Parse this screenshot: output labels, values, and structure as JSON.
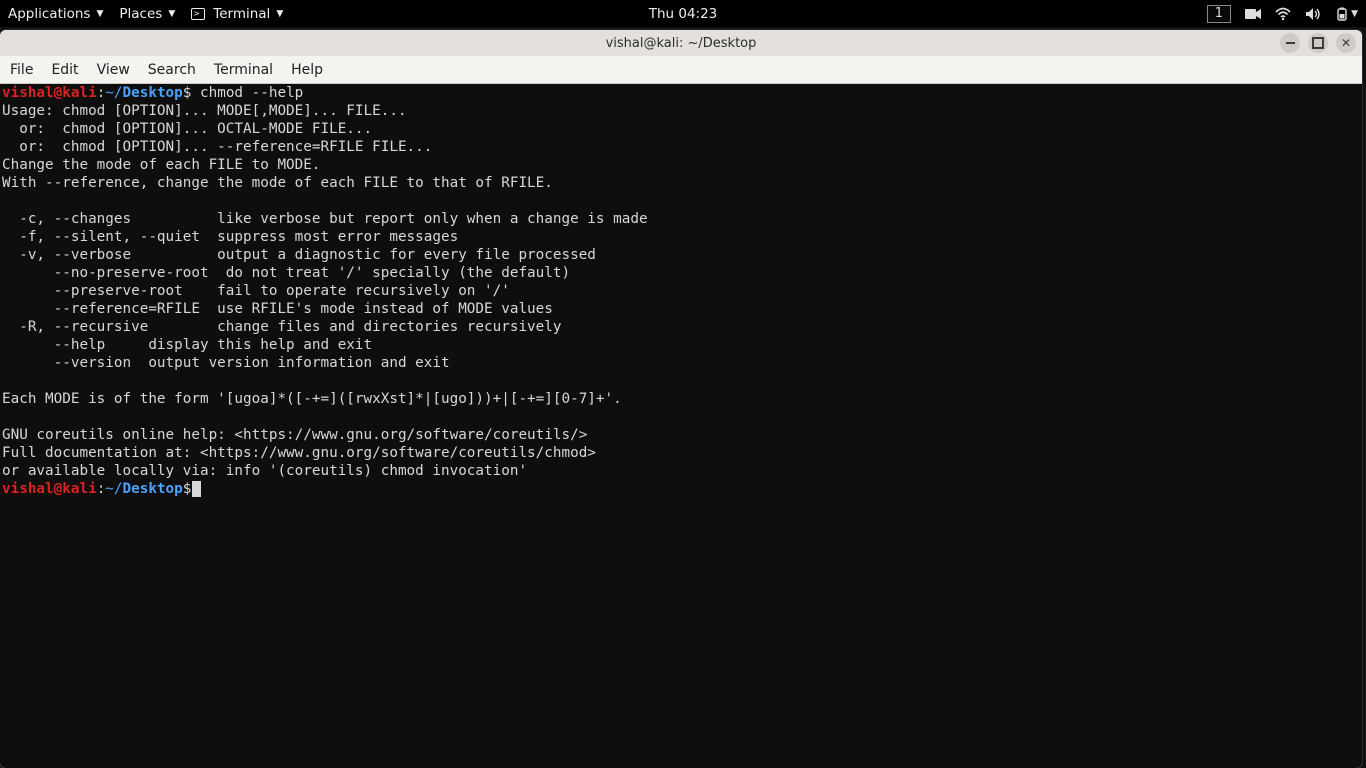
{
  "topbar": {
    "applications": "Applications",
    "places": "Places",
    "terminal": "Terminal",
    "clock": "Thu 04:23",
    "workspace": "1"
  },
  "window": {
    "title": "vishal@kali: ~/Desktop"
  },
  "menubar": {
    "file": "File",
    "edit": "Edit",
    "view": "View",
    "search": "Search",
    "terminal": "Terminal",
    "help": "Help"
  },
  "prompt": {
    "userhost": "vishal@kali",
    "sep": ":",
    "tilde": "~/",
    "path": "Desktop",
    "sigil": "$"
  },
  "command1": " chmod --help",
  "output": "Usage: chmod [OPTION]... MODE[,MODE]... FILE...\n  or:  chmod [OPTION]... OCTAL-MODE FILE...\n  or:  chmod [OPTION]... --reference=RFILE FILE...\nChange the mode of each FILE to MODE.\nWith --reference, change the mode of each FILE to that of RFILE.\n\n  -c, --changes          like verbose but report only when a change is made\n  -f, --silent, --quiet  suppress most error messages\n  -v, --verbose          output a diagnostic for every file processed\n      --no-preserve-root  do not treat '/' specially (the default)\n      --preserve-root    fail to operate recursively on '/'\n      --reference=RFILE  use RFILE's mode instead of MODE values\n  -R, --recursive        change files and directories recursively\n      --help     display this help and exit\n      --version  output version information and exit\n\nEach MODE is of the form '[ugoa]*([-+=]([rwxXst]*|[ugo]))+|[-+=][0-7]+'.\n\nGNU coreutils online help: <https://www.gnu.org/software/coreutils/>\nFull documentation at: <https://www.gnu.org/software/coreutils/chmod>\nor available locally via: info '(coreutils) chmod invocation'"
}
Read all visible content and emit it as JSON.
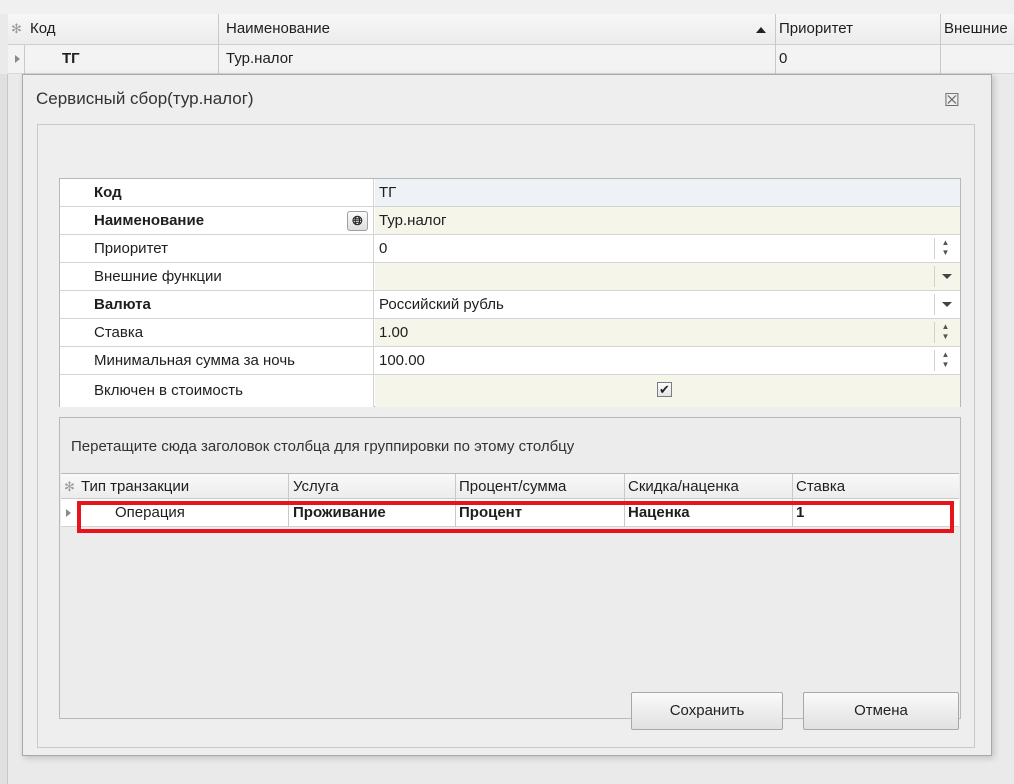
{
  "main_grid": {
    "columns": [
      "Код",
      "Наименование",
      "Приоритет",
      "Внешние"
    ],
    "row": {
      "code": "ТГ",
      "name": "Тур.налог",
      "priority": "0"
    }
  },
  "dialog": {
    "title": "Сервисный сбор(тур.налог)",
    "close_glyph": "☒",
    "properties": [
      {
        "label": "Код",
        "value": "ТГ"
      },
      {
        "label": "Наименование",
        "value": "Тур.налог"
      },
      {
        "label": "Приоритет",
        "value": "0"
      },
      {
        "label": "Внешние функции",
        "value": ""
      },
      {
        "label": "Валюта",
        "value": "Российский рубль"
      },
      {
        "label": "Ставка",
        "value": "1.00"
      },
      {
        "label": "Минимальная сумма за ночь",
        "value": "100.00"
      },
      {
        "label": "Включен в стоимость",
        "value": "✔"
      }
    ],
    "group_panel_text": "Перетащите сюда заголовок столбца для группировки по этому столбцу",
    "transactions": {
      "columns": [
        "Тип транзакции",
        "Услуга",
        "Процент/сумма",
        "Скидка/наценка",
        "Ставка"
      ],
      "rows": [
        [
          "Операция",
          "Проживание",
          "Процент",
          "Наценка",
          "1"
        ]
      ]
    },
    "buttons": {
      "save": "Сохранить",
      "cancel": "Отмена"
    }
  },
  "colors": {
    "highlight": "#e8141c",
    "field_bg": "#f5f5ea"
  },
  "icons": {
    "globe": "globe-icon",
    "checkbox": "check-icon",
    "close": "close-icon"
  }
}
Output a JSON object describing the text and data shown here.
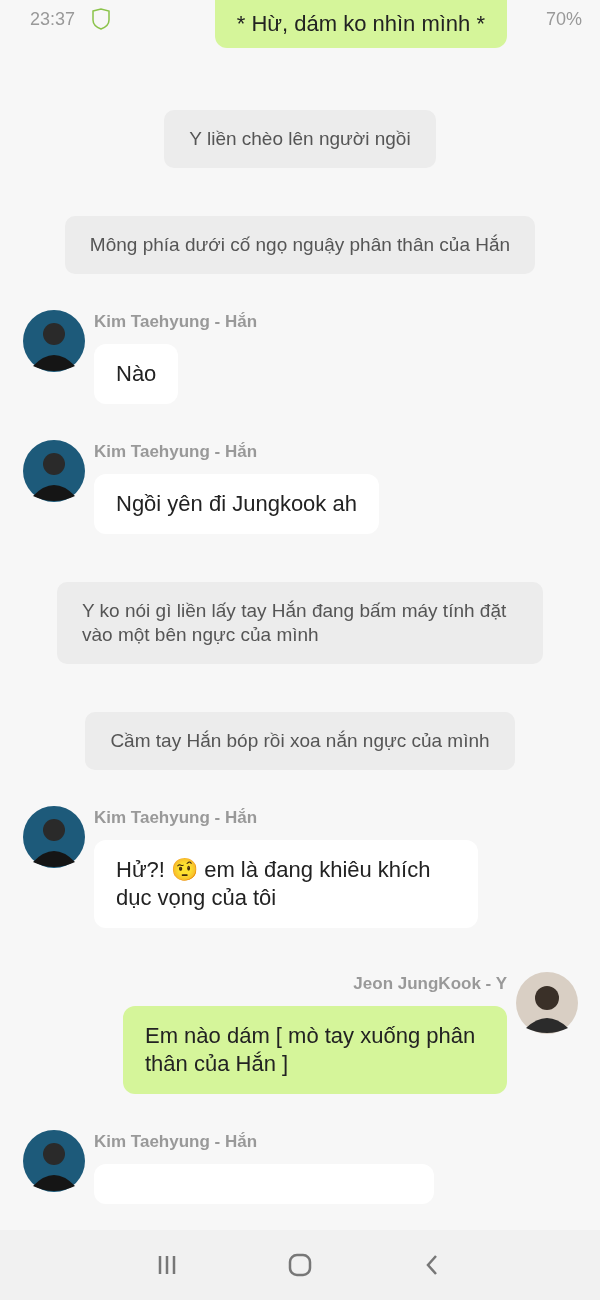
{
  "status_bar": {
    "time": "23:37",
    "battery": "70%"
  },
  "messages": [
    {
      "kind": "outgoing",
      "text": "* Hừ, dám ko nhìn mình *"
    },
    {
      "kind": "narration",
      "text": "Y liền chèo lên người ngồi"
    },
    {
      "kind": "narration",
      "text": "Mông phía dưới cố ngọ nguậy phân thân của Hắn"
    },
    {
      "kind": "incoming",
      "sender": "Kim Taehyung - Hắn",
      "text": "Nào"
    },
    {
      "kind": "incoming",
      "sender": "Kim Taehyung - Hắn",
      "text": "Ngồi yên đi Jungkook ah"
    },
    {
      "kind": "narration",
      "text": "Y ko nói gì liền lấy tay Hắn đang bấm máy tính đặt vào một bên ngực của mình"
    },
    {
      "kind": "narration",
      "text": "Cầm tay Hắn bóp rồi xoa nắn ngực của mình"
    },
    {
      "kind": "incoming",
      "sender": "Kim Taehyung - Hắn",
      "text": "Hử?! 🤨 em là đang khiêu khích dục vọng của tôi"
    },
    {
      "kind": "outgoing",
      "sender": "Jeon JungKook - Y",
      "text": "Em nào dám [ mò tay xuống phân thân của Hắn ]"
    },
    {
      "kind": "incoming",
      "sender": "Kim Taehyung - Hắn"
    }
  ]
}
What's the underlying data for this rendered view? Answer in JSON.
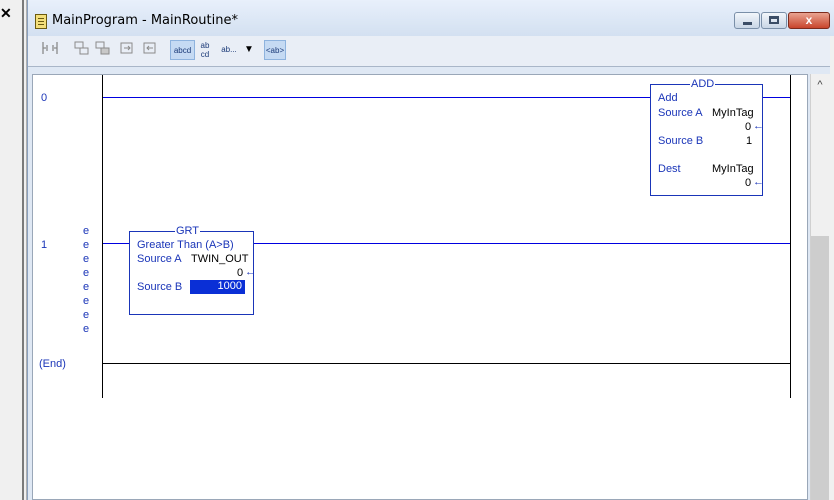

+ + + + + + +

Go through the records above and copy every line with the word "Desktop".

    "title": "vishal@kali: ~/Desktop"
    "path": "Desktop",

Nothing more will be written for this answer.